Excerpts from a figure dataset
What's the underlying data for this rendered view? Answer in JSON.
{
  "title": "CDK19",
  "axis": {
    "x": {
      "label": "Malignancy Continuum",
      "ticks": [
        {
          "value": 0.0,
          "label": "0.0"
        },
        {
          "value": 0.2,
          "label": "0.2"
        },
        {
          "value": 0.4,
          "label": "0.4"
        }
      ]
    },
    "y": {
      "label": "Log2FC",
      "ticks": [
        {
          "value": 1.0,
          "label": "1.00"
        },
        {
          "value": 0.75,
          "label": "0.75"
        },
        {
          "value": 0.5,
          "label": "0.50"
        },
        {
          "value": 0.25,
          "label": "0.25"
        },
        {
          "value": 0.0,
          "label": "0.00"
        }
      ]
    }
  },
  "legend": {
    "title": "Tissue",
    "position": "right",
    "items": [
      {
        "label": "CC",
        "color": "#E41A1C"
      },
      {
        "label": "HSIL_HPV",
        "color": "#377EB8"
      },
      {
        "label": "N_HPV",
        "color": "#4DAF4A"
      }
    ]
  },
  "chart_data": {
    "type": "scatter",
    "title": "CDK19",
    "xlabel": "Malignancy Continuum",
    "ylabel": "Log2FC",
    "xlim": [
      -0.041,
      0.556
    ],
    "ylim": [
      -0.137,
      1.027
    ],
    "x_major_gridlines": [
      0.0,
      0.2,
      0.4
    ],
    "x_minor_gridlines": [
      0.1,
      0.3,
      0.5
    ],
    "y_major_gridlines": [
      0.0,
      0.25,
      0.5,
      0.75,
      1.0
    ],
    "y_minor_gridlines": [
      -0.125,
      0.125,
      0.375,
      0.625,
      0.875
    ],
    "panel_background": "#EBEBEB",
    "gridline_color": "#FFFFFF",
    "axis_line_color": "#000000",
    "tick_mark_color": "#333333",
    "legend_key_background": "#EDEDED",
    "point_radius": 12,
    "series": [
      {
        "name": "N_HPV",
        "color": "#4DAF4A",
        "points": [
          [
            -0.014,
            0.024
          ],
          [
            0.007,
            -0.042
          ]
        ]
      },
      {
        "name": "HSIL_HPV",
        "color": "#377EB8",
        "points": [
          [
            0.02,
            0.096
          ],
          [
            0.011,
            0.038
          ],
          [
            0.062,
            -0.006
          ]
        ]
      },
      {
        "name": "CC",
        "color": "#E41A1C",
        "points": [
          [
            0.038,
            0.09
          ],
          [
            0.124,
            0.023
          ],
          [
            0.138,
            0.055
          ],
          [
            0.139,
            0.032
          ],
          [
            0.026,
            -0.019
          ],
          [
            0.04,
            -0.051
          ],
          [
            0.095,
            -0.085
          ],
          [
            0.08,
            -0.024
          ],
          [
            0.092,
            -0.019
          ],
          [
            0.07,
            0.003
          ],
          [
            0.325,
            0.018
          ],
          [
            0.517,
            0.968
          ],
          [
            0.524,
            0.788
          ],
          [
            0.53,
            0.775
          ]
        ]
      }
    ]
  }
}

*What you are asked to do*
Gather each line in the data that holds the string "title".

*Solution to the problem*
  "title": "CDK19",
    "title": "Tissue",
    "title": "CDK19",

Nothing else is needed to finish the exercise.